__Materials provided__.
——
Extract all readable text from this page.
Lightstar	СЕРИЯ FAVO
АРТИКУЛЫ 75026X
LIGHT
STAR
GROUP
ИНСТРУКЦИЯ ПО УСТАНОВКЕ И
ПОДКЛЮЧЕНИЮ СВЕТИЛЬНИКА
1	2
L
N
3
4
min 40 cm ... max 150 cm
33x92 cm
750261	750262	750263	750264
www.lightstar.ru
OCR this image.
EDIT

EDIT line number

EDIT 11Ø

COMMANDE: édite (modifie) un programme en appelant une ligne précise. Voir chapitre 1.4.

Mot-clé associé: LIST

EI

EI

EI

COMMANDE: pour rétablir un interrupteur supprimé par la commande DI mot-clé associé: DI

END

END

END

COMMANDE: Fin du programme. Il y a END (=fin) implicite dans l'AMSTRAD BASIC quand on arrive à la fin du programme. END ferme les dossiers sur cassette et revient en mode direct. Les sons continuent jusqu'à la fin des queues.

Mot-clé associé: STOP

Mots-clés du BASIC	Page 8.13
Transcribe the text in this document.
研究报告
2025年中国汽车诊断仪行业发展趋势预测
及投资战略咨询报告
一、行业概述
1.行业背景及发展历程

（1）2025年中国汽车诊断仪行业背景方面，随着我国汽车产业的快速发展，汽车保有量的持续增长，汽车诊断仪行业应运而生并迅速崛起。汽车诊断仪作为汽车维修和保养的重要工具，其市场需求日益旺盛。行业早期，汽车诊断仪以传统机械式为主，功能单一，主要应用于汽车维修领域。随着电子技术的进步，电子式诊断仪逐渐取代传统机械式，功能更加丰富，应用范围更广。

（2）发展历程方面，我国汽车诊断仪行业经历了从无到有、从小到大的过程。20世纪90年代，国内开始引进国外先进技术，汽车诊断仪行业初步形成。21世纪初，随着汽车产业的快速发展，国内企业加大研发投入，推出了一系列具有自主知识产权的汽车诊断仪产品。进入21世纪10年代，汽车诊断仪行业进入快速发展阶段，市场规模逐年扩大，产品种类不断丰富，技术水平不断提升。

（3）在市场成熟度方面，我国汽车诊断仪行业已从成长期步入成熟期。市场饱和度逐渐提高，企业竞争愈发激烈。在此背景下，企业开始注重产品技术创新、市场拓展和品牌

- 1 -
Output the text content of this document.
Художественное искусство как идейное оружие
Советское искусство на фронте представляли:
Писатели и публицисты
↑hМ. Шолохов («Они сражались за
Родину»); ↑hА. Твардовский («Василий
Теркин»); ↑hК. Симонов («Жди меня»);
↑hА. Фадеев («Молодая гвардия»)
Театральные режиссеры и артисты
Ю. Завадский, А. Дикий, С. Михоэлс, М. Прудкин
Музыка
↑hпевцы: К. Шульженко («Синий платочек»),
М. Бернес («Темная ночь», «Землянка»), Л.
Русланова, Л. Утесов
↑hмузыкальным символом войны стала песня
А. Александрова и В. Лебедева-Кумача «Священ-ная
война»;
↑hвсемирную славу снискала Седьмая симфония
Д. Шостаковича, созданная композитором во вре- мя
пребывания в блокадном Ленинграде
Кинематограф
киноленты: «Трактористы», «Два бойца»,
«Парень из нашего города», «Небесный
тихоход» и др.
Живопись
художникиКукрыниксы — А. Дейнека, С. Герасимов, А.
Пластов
——
__Given exercise__. Transcribe the whole listing exactly.

__Full output__.
Extract all readable text from this page.
Lightstar	СЕРИЯ FAVO
АРТИКУЛЫ 75026X
LIGHT
STAR
GROUP
ИНСТРУКЦИЯ ПО УСТАНОВКЕ И
ПОДКЛЮЧЕНИЮ СВЕТИЛЬНИКА
1	2
L
N
3
4
min 40 cm ... max 150 cm
33x92 cm
750261	750262	750263	750264
www.lightstar.ru
OCR this image.
EDIT

EDIT line number

EDIT 11Ø

COMMANDE: édite (modifie) un programme en appelant une ligne précise. Voir chapitre 1.4.

Mot-clé associé: LIST

EI

EI

EI

COMMANDE: pour rétablir un interrupteur supprimé par la commande DI mot-clé associé: DI

END

END

END

COMMANDE: Fin du programme. Il y a END (=fin) implicite dans l'AMSTRAD BASIC quand on arrive à la fin du programme. END ferme les dossiers sur cassette et revient en mode direct. Les sons continuent jusqu'à la fin des queues.

Mot-clé associé: STOP

Mots-clés du BASIC	Page 8.13
Transcribe the text in this document.
研究报告
2025年中国汽车诊断仪行业发展趋势预测
及投资战略咨询报告
一、行业概述
1.行业背景及发展历程

（1）2025年中国汽车诊断仪行业背景方面，随着我国汽车产业的快速发展，汽车保有量的持续增长，汽车诊断仪行业应运而生并迅速崛起。汽车诊断仪作为汽车维修和保养的重要工具，其市场需求日益旺盛。行业早期，汽车诊断仪以传统机械式为主，功能单一，主要应用于汽车维修领域。随着电子技术的进步，电子式诊断仪逐渐取代传统机械式，功能更加丰富，应用范围更广。

（2）发展历程方面，我国汽车诊断仪行业经历了从无到有、从小到大的过程。20世纪90年代，国内开始引进国外先进技术，汽车诊断仪行业初步形成。21世纪初，随着汽车产业的快速发展，国内企业加大研发投入，推出了一系列具有自主知识产权的汽车诊断仪产品。进入21世纪10年代，汽车诊断仪行业进入快速发展阶段，市场规模逐年扩大，产品种类不断丰富，技术水平不断提升。

（3）在市场成熟度方面，我国汽车诊断仪行业已从成长期步入成熟期。市场饱和度逐渐提高，企业竞争愈发激烈。在此背景下，企业开始注重产品技术创新、市场拓展和品牌

- 1 -
Output the text content of this document.
Художественное искусство как идейное оружие
Советское искусство на фронте представляли:
Писатели и публицисты
↑hМ. Шолохов («Они сражались за
Родину»); ↑hА. Твардовский («Василий
Теркин»); ↑hК. Симонов («Жди меня»);
↑hА. Фадеев («Молодая гвардия»)
Театральные режиссеры и артисты
Ю. Завадский, А. Дикий, С. Михоэлс, М. Прудкин
Музыка
↑hпевцы: К. Шульженко («Синий платочек»),
М. Бернес («Темная ночь», «Землянка»), Л.
Русланова, Л. Утесов
↑hмузыкальным символом войны стала песня
А. Александрова и В. Лебедева-Кумача «Священ-ная
война»;
↑hвсемирную славу снискала Седьмая симфония
Д. Шостаковича, созданная композитором во вре- мя
пребывания в блокадном Ленинграде
Кинематограф
киноленты: «Трактористы», «Два бойца»,
«Парень из нашего города», «Небесный
тихоход» и др.
Живопись
художникиКукрыниксы — А. Дейнека, С. Герасимов, А.
Пластов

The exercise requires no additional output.